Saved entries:
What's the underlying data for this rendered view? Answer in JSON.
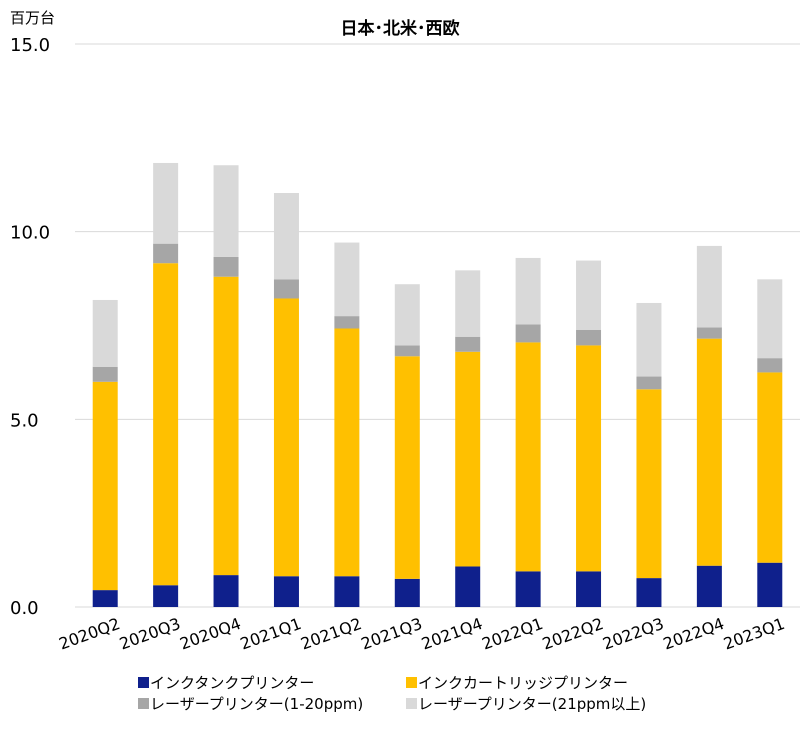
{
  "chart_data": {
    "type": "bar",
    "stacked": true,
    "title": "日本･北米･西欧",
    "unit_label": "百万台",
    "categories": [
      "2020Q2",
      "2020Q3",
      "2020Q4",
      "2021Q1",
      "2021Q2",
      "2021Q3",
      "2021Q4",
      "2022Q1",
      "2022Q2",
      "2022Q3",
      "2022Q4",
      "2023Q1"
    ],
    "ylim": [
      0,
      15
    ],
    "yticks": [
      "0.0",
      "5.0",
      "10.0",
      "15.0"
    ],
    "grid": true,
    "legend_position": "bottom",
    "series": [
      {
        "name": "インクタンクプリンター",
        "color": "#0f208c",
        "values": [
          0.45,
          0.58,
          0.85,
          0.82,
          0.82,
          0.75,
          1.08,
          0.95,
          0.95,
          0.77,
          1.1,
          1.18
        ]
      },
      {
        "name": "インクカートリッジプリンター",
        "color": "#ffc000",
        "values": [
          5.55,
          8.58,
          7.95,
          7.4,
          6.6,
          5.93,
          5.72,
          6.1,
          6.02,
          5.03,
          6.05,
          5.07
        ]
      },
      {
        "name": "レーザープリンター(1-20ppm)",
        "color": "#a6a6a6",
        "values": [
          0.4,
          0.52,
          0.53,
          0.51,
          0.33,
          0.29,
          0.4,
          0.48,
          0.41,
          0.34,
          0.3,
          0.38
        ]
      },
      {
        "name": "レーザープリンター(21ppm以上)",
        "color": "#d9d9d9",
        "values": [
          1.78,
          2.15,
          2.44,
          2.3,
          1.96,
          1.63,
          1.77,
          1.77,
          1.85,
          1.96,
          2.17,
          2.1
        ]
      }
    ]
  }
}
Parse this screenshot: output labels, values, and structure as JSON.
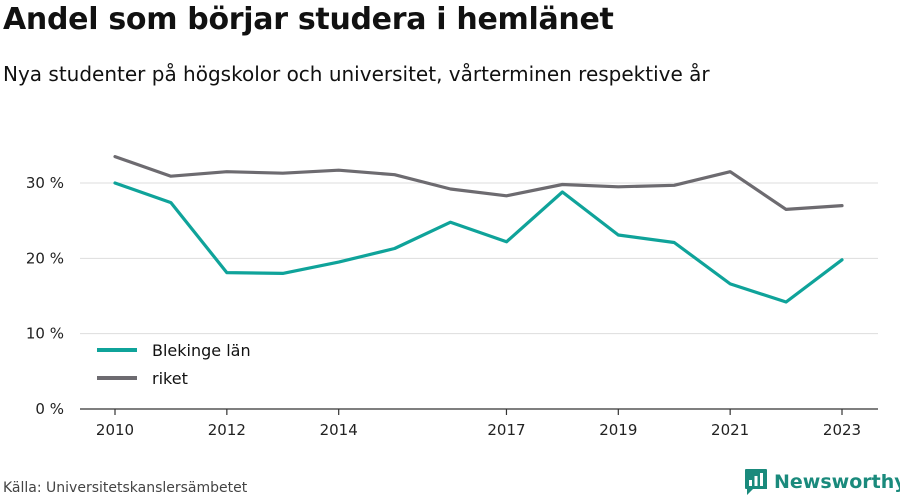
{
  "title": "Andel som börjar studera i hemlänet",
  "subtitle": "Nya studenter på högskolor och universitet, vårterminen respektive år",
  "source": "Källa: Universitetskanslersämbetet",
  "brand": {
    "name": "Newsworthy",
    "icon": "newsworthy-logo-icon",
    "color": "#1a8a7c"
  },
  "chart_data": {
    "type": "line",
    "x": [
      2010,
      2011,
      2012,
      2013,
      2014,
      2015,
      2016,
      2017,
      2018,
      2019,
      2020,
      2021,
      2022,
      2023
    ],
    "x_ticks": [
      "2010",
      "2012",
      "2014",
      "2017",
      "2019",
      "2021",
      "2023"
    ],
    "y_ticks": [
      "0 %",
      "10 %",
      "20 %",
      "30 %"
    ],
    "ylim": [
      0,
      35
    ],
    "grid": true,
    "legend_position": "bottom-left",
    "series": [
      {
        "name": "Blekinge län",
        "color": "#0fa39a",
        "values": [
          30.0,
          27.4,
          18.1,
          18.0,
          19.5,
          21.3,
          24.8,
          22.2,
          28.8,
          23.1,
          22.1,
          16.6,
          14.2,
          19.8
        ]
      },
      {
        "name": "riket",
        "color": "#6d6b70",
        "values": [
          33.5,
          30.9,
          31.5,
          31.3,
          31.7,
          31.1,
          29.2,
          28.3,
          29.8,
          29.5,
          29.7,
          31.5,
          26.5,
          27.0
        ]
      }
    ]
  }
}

* * *

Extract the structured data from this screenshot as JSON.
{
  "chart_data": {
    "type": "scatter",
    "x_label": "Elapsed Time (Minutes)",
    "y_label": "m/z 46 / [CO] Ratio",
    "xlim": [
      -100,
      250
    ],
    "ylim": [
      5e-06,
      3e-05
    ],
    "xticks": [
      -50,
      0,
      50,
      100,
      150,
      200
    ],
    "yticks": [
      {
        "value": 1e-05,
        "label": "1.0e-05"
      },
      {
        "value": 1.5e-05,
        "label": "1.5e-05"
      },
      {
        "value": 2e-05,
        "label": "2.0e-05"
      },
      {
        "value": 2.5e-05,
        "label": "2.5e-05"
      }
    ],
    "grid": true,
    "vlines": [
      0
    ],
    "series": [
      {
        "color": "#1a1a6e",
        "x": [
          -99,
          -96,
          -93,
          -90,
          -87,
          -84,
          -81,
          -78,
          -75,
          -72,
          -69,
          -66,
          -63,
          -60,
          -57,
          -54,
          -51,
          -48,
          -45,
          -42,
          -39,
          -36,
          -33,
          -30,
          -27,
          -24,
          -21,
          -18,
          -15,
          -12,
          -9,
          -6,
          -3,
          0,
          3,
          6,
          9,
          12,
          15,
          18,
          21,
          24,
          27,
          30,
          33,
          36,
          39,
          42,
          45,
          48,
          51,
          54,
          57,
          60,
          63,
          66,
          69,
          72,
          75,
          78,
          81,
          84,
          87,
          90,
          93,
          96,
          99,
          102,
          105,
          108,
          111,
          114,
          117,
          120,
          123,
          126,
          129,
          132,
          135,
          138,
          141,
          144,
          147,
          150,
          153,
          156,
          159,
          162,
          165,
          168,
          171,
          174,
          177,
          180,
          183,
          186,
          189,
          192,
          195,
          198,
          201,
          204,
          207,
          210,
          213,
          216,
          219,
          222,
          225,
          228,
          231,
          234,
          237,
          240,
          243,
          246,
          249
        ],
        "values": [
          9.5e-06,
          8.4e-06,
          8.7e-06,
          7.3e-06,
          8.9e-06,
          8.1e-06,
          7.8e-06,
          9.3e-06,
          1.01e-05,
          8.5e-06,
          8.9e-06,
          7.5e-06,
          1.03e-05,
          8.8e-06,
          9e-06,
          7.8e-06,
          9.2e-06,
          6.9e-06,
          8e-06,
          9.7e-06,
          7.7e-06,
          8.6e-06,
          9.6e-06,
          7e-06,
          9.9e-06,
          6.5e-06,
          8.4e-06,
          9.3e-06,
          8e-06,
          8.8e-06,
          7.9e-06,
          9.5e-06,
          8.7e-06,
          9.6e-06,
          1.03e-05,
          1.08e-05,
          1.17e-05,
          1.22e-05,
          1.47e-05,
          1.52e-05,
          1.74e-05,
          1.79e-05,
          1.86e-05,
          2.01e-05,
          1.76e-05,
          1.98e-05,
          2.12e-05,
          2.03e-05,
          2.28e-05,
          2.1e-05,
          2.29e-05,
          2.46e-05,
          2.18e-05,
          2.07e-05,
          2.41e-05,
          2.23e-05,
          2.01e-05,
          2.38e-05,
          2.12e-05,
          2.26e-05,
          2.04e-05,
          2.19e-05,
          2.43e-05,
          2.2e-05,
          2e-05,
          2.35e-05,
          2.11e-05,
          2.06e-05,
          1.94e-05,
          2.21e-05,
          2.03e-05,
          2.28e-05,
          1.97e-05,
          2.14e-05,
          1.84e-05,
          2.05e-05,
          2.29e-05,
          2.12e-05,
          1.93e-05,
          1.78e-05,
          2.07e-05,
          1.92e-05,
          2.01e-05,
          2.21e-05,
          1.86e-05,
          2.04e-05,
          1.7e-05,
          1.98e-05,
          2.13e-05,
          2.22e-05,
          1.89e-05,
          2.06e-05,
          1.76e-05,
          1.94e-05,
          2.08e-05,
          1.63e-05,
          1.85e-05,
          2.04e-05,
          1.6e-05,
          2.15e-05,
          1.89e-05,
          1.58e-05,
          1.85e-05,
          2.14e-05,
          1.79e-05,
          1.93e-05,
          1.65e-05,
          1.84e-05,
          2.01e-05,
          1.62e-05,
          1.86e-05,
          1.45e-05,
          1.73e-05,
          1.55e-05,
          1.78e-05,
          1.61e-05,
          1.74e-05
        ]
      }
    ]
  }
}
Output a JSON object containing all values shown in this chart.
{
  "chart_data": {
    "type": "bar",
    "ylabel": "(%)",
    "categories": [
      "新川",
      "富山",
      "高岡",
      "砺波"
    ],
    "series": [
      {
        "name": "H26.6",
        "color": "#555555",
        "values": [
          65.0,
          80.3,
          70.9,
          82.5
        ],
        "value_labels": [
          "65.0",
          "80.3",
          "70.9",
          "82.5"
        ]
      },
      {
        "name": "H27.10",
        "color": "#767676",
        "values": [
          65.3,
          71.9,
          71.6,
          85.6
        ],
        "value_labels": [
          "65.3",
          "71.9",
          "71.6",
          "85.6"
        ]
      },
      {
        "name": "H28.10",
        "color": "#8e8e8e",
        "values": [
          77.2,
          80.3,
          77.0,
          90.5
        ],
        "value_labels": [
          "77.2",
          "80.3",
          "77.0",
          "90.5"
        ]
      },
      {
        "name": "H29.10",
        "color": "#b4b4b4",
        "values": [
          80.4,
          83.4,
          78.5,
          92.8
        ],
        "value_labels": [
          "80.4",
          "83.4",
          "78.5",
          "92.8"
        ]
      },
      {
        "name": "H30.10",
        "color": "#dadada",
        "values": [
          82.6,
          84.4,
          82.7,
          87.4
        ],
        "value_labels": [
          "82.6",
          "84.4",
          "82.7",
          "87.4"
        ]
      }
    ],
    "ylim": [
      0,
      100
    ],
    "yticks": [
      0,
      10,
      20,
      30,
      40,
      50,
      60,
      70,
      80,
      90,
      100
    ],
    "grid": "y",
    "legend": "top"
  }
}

==

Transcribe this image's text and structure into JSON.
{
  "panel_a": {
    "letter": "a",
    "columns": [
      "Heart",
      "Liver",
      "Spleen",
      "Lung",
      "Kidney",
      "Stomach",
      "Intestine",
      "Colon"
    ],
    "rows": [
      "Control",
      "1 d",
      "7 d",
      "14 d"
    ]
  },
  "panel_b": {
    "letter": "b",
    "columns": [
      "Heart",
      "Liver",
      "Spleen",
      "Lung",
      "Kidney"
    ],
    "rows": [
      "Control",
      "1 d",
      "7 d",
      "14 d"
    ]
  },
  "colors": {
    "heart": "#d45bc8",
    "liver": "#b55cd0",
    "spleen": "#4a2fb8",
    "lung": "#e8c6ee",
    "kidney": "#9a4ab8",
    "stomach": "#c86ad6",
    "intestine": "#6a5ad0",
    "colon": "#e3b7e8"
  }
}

_PROBLEM TO SOLVE_:
How many lines of the records contain the string "this"? Respond with the number alone.

_TASK ANSWER_:
5